Reproduce every item below, changing each occurrence of "tweezers" to "forceps" and leaving everything else unchanged.

GIVEN DATA:
·····
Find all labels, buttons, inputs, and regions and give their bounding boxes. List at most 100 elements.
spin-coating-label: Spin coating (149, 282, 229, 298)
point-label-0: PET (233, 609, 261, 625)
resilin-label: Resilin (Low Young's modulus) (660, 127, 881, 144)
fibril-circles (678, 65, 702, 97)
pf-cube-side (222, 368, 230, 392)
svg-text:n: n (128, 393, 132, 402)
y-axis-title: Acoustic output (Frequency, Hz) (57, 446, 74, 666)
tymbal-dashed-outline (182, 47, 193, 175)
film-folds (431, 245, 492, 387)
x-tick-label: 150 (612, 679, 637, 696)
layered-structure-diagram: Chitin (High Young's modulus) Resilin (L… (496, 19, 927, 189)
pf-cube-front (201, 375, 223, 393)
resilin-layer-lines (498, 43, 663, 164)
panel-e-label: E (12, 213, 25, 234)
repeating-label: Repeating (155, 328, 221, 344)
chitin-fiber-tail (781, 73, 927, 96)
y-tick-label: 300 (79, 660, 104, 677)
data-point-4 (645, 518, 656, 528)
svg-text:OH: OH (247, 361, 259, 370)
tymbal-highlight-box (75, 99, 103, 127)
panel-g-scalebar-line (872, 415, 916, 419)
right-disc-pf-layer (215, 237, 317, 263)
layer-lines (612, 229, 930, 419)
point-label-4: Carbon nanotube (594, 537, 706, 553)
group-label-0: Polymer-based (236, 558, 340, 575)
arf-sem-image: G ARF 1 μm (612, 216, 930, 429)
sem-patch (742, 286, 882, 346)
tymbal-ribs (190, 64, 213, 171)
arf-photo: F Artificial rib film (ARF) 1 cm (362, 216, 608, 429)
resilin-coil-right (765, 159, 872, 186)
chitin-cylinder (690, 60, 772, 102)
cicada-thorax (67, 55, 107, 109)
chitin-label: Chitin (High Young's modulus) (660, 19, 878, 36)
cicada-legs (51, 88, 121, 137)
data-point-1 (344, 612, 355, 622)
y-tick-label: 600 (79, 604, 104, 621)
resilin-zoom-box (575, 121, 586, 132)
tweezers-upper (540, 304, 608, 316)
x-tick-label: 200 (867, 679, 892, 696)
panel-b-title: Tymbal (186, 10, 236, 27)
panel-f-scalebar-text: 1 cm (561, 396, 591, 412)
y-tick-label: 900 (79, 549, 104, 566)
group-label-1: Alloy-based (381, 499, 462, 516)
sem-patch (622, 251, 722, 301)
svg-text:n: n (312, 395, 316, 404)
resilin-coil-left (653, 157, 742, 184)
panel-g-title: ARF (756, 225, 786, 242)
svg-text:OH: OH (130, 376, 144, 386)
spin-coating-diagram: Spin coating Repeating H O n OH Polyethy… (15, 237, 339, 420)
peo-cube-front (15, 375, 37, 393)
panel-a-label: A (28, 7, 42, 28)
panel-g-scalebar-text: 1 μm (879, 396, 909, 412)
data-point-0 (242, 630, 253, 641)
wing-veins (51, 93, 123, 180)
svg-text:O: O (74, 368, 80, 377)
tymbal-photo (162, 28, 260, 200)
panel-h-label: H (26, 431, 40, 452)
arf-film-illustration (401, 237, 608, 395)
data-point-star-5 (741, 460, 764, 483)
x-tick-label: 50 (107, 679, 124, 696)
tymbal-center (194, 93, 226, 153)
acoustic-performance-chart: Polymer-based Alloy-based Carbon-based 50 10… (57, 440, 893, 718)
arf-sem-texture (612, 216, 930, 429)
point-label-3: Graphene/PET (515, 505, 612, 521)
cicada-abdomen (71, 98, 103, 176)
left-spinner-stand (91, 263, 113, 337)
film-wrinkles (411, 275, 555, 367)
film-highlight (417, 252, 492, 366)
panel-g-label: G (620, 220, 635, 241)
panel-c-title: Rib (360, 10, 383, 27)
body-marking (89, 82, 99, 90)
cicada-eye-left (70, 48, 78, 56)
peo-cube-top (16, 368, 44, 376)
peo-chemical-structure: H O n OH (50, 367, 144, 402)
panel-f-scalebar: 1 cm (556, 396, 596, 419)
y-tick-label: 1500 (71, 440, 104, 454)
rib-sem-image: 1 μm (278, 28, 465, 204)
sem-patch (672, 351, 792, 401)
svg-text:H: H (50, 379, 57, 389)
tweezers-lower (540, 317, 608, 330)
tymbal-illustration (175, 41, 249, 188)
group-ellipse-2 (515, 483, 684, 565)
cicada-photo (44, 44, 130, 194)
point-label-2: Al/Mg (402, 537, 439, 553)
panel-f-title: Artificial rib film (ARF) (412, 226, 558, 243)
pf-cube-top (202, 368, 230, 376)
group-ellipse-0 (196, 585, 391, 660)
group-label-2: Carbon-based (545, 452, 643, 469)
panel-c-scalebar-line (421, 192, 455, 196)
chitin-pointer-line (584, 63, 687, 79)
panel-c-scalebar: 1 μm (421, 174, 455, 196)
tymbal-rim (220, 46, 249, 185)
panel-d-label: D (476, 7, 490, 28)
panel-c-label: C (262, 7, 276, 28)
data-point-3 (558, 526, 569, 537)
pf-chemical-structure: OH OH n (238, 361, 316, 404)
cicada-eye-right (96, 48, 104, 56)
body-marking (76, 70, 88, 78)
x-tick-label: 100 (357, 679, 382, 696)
·····
OUTPUT:
Find all labels, buttons, inputs, and regions and give their bounding boxes. List at most 100 elements.
spin-coating-label: Spin coating (149, 282, 229, 298)
point-label-0: PET (233, 609, 261, 625)
resilin-label: Resilin (Low Young's modulus) (660, 127, 881, 144)
fibril-circles (678, 65, 702, 97)
pf-cube-side (222, 368, 230, 392)
svg-text:n: n (128, 393, 132, 402)
y-axis-title: Acoustic output (Frequency, Hz) (57, 446, 74, 666)
tymbal-dashed-outline (182, 47, 193, 175)
film-folds (431, 245, 492, 387)
x-tick-label: 150 (612, 679, 637, 696)
layered-structure-diagram: Chitin (High Young's modulus) Resilin (L… (496, 19, 927, 189)
pf-cube-front (201, 375, 223, 393)
resilin-layer-lines (498, 43, 663, 164)
panel-e-label: E (12, 213, 25, 234)
repeating-label: Repeating (155, 328, 221, 344)
chitin-fiber-tail (781, 73, 927, 96)
y-tick-label: 300 (79, 660, 104, 677)
data-point-4 (645, 518, 656, 528)
svg-text:OH: OH (247, 361, 259, 370)
tymbal-highlight-box (75, 99, 103, 127)
panel-g-scalebar-line (872, 415, 916, 419)
right-disc-pf-layer (215, 237, 317, 263)
layer-lines (612, 229, 930, 419)
point-label-4: Carbon nanotube (594, 537, 706, 553)
group-label-0: Polymer-based (236, 558, 340, 575)
arf-sem-image: G ARF 1 μm (612, 216, 930, 429)
sem-patch (742, 286, 882, 346)
tymbal-ribs (190, 64, 213, 171)
arf-photo: F Artificial rib film (ARF) 1 cm (362, 216, 608, 429)
resilin-coil-right (765, 159, 872, 186)
chitin-cylinder (690, 60, 772, 102)
cicada-thorax (67, 55, 107, 109)
chitin-label: Chitin (High Young's modulus) (660, 19, 878, 36)
cicada-legs (51, 88, 121, 137)
data-point-1 (344, 612, 355, 622)
y-tick-label: 600 (79, 604, 104, 621)
resilin-zoom-box (575, 121, 586, 132)
forceps-upper (540, 304, 608, 316)
x-tick-label: 200 (867, 679, 892, 696)
panel-b-title: Tymbal (186, 10, 236, 27)
panel-f-scalebar-text: 1 cm (561, 396, 591, 412)
y-tick-label: 900 (79, 549, 104, 566)
group-label-1: Alloy-based (381, 499, 462, 516)
sem-patch (622, 251, 722, 301)
svg-text:n: n (312, 395, 316, 404)
resilin-coil-left (653, 157, 742, 184)
panel-g-title: ARF (756, 225, 786, 242)
svg-text:OH: OH (130, 376, 144, 386)
spin-coating-diagram: Spin coating Repeating H O n OH Polyethy… (15, 237, 339, 420)
peo-cube-front (15, 375, 37, 393)
panel-a-label: A (28, 7, 42, 28)
panel-g-scalebar-text: 1 μm (879, 396, 909, 412)
data-point-0 (242, 630, 253, 641)
wing-veins (51, 93, 123, 180)
svg-text:O: O (74, 368, 80, 377)
tymbal-photo (162, 28, 260, 200)
panel-h-label: H (26, 431, 40, 452)
arf-film-illustration (401, 237, 608, 395)
data-point-star-5 (741, 460, 764, 483)
x-tick-label: 50 (107, 679, 124, 696)
tymbal-center (194, 93, 226, 153)
acoustic-performance-chart: Polymer-based Alloy-based Carbon-based 50 10… (57, 440, 893, 718)
arf-sem-texture (612, 216, 930, 429)
point-label-3: Graphene/PET (515, 505, 612, 521)
cicada-abdomen (71, 98, 103, 176)
left-spinner-stand (91, 263, 113, 337)
film-wrinkles (411, 275, 555, 367)
film-highlight (417, 252, 492, 366)
panel-g-label: G (620, 220, 635, 241)
panel-c-title: Rib (360, 10, 383, 27)
body-marking (89, 82, 99, 90)
cicada-eye-left (70, 48, 78, 56)
peo-cube-top (16, 368, 44, 376)
peo-chemical-structure: H O n OH (50, 367, 144, 402)
panel-f-scalebar: 1 cm (556, 396, 596, 419)
y-tick-label: 1500 (71, 440, 104, 454)
rib-sem-image: 1 μm (278, 28, 465, 204)
sem-patch (672, 351, 792, 401)
svg-text:H: H (50, 379, 57, 389)
forceps-lower (540, 317, 608, 330)
tymbal-illustration (175, 41, 249, 188)
group-ellipse-2 (515, 483, 684, 565)
cicada-photo (44, 44, 130, 194)
point-label-2: Al/Mg (402, 537, 439, 553)
panel-f-title: Artificial rib film (ARF) (412, 226, 558, 243)
pf-cube-top (202, 368, 230, 376)
group-ellipse-0 (196, 585, 391, 660)
group-label-2: Carbon-based (545, 452, 643, 469)
panel-c-scalebar-line (421, 192, 455, 196)
chitin-pointer-line (584, 63, 687, 79)
panel-c-scalebar: 1 μm (421, 174, 455, 196)
tymbal-rim (220, 46, 249, 185)
panel-d-label: D (476, 7, 490, 28)
panel-c-label: C (262, 7, 276, 28)
data-point-3 (558, 526, 569, 537)
pf-chemical-structure: OH OH n (238, 361, 316, 404)
cicada-eye-right (96, 48, 104, 56)
body-marking (76, 70, 88, 78)
x-tick-label: 100 (357, 679, 382, 696)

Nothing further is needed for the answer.